---- TEKS YANG DITAMPILKAN

Jaringan TPPO di Dumai Terima Bayaran Rp 150 Ribu Per Korban
SinPo.id - Kepolisian Resor (Polres) Dumai berhasil menangkap RF alias HS (19), seorang DPO dalam kasus dugaan Tindak Pidana Perdagangan Orang (TPPO) atau penempatan pekerja migran Indonesia secara ilegal. Penangkapan ini merupakan pengembangan dari kasus sebelumnya, di mana polisi telah lebih dulu mengamankan tersangka lain berinisial EG.
Tersangka RF ditangkap pada Sabtu 2 November 2024 di sebuah kos-kosan di Jalan Sidorejo, Kota Dumai. Penangkapan dilakukan tanpa perlawanan setelah polisi memastikan lokasi keberadaan RF berdasarkan informasi masyarakat.
“Kami bergerak cepat setelah mendapat informasi tentang keberadaan RF. Tim langsung memastikan lokasi dan berhasil mengamankan tersangka tanpa hambatan,” ujar Kapolres Dumai, AKBP Dhovan Oktavianton saat dikonfirmasi melalui Kasat Reskrim, AKP Primadona, Selasa (3/12).

--------
---- ENTRI HASIL EKSTRAKSI

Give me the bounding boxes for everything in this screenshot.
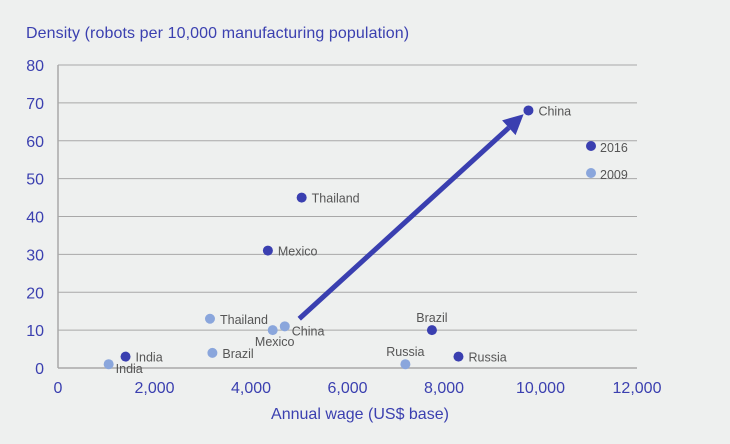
data-points: IndiaThailandBrazilMexicoChinaRussiaIndi… bbox=[103, 104, 571, 376]
data-point-india-2016 bbox=[120, 351, 131, 362]
trend-arrow bbox=[297, 114, 524, 321]
axes bbox=[57, 65, 637, 369]
data-point-brazil-2016 bbox=[426, 325, 437, 336]
y-tick-label: 50 bbox=[26, 172, 44, 189]
x-tick-label: 0 bbox=[54, 380, 63, 397]
y-axis-title: Density (robots per 10,000 manufacturing… bbox=[26, 25, 410, 42]
x-tick-label: 8,000 bbox=[424, 380, 464, 397]
x-axis-ticks: 0 2,000 4,000 6,000 8,000 10,000 12,000 bbox=[54, 380, 662, 397]
y-tick-label: 30 bbox=[26, 247, 44, 264]
data-point-mexico-2016 bbox=[262, 245, 273, 256]
y-tick-label: 40 bbox=[26, 210, 44, 227]
arrow-head bbox=[502, 114, 524, 136]
point-label: China bbox=[292, 324, 325, 338]
point-label: India bbox=[136, 351, 163, 365]
legend-label-2009: 2009 bbox=[600, 168, 628, 182]
data-point-russia-2016 bbox=[453, 351, 464, 362]
data-point-thailand-2009 bbox=[204, 313, 215, 324]
data-point-china-2009 bbox=[279, 321, 290, 332]
point-label: Russia bbox=[468, 351, 506, 365]
point-label: Brazil bbox=[416, 311, 447, 325]
point-label: Mexico bbox=[255, 335, 295, 349]
point-label: Thailand bbox=[220, 313, 268, 327]
y-tick-label: 80 bbox=[26, 58, 44, 75]
x-axis-title: Annual wage (US$ base) bbox=[271, 406, 449, 423]
data-point-russia-2009 bbox=[400, 359, 411, 370]
data-point-thailand-2016 bbox=[296, 192, 307, 203]
x-tick-label: 2,000 bbox=[134, 380, 174, 397]
x-tick-label: 4,000 bbox=[231, 380, 271, 397]
legend-marker-2009 bbox=[586, 168, 596, 178]
point-label: Russia bbox=[386, 345, 424, 359]
data-point-india-2009 bbox=[103, 359, 114, 370]
point-label: India bbox=[116, 362, 143, 376]
legend: 2016 2009 bbox=[586, 141, 628, 182]
y-axis-ticks: 0 10 20 30 40 50 60 70 80 bbox=[26, 58, 44, 378]
y-tick-label: 60 bbox=[26, 134, 44, 151]
arrow-shaft bbox=[297, 125, 511, 321]
point-label: China bbox=[538, 104, 571, 118]
point-label: Thailand bbox=[312, 192, 360, 206]
y-tick-label: 20 bbox=[26, 285, 44, 302]
data-point-mexico-2009 bbox=[267, 325, 278, 336]
point-label: Brazil bbox=[222, 347, 253, 361]
x-tick-label: 10,000 bbox=[516, 380, 565, 397]
y-tick-label: 70 bbox=[26, 96, 44, 113]
gridlines bbox=[58, 64, 637, 331]
legend-label-2016: 2016 bbox=[600, 141, 628, 155]
data-point-china-2016 bbox=[523, 105, 534, 116]
legend-marker-2016 bbox=[586, 141, 596, 151]
data-point-brazil-2009 bbox=[207, 347, 218, 358]
y-tick-label: 0 bbox=[35, 361, 44, 378]
y-tick-label: 10 bbox=[26, 323, 44, 340]
x-tick-label: 12,000 bbox=[613, 380, 662, 397]
x-tick-label: 6,000 bbox=[327, 380, 367, 397]
point-label: Mexico bbox=[278, 245, 318, 259]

--------

**TUGAS YANG DIKERJAKAN:**
- A) Kutiplah bagian berita tentang TPPO di Dumai mulai dari "Jaringan TPPO di" sampai dengan "berdasarkan informasi masyarakat." tanpa mengubah satu kata pun.
- B) Tulis ulang entri mulai dari baris yang memuat "104, 571, 376]" sampai dengan baris yang memuat "data-point-thailand-2009 bbox=[204, 313, 215, 324]", dengan mengganti "point-label" menjadi "data-label" dan membiarkan bagian lainnya tetap sama. Sajikan baris-baris tersebut saja.

**JAWABAN TUGAS:**
- A)
Jaringan TPPO di Dumai Terima Bayaran Rp 150 Ribu Per Korban
SinPo.id - Kepolisian Resor (Polres) Dumai berhasil menangkap RF alias HS (19), seorang DPO dalam kasus dugaan Tindak Pidana Perdagangan Orang (TPPO) atau penempatan pekerja migran Indonesia secara ilegal. Penangkapan ini merupakan pengembangan dari kasus sebelumnya, di mana polisi telah lebih dulu mengamankan tersangka lain berinisial EG.
Tersangka RF ditangkap pada Sabtu 2 November 2024 di sebuah kos-kosan di Jalan Sidorejo, Kota Dumai. Penangkapan dilakukan tanpa perlawanan setelah polisi memastikan lokasi keberadaan RF berdasarkan informasi masyarakat.

- B)
data-points: IndiaThailandBrazilMexicoChinaRussiaIndi… bbox=[103, 104, 571, 376]
data-point-india-2016 bbox=[120, 351, 131, 362]
trend-arrow bbox=[297, 114, 524, 321]
axes bbox=[57, 65, 637, 369]
data-point-brazil-2016 bbox=[426, 325, 437, 336]
y-tick-label: 50 bbox=[26, 172, 44, 189]
x-tick-label: 0 bbox=[54, 380, 63, 397]
y-axis-title: Density (robots per 10,000 manufacturing… bbox=[26, 25, 410, 42]
x-tick-label: 8,000 bbox=[424, 380, 464, 397]
x-axis-ticks: 0 2,000 4,000 6,000 8,000 10,000 12,000 bbox=[54, 380, 662, 397]
y-tick-label: 30 bbox=[26, 247, 44, 264]
data-point-mexico-2016 bbox=[262, 245, 273, 256]
y-tick-label: 40 bbox=[26, 210, 44, 227]
arrow-head bbox=[502, 114, 524, 136]
data-label: China bbox=[292, 324, 325, 338]
data-label: India bbox=[136, 351, 163, 365]
legend-label-2009: 2009 bbox=[600, 168, 628, 182]
data-point-russia-2016 bbox=[453, 351, 464, 362]
data-point-thailand-2009 bbox=[204, 313, 215, 324]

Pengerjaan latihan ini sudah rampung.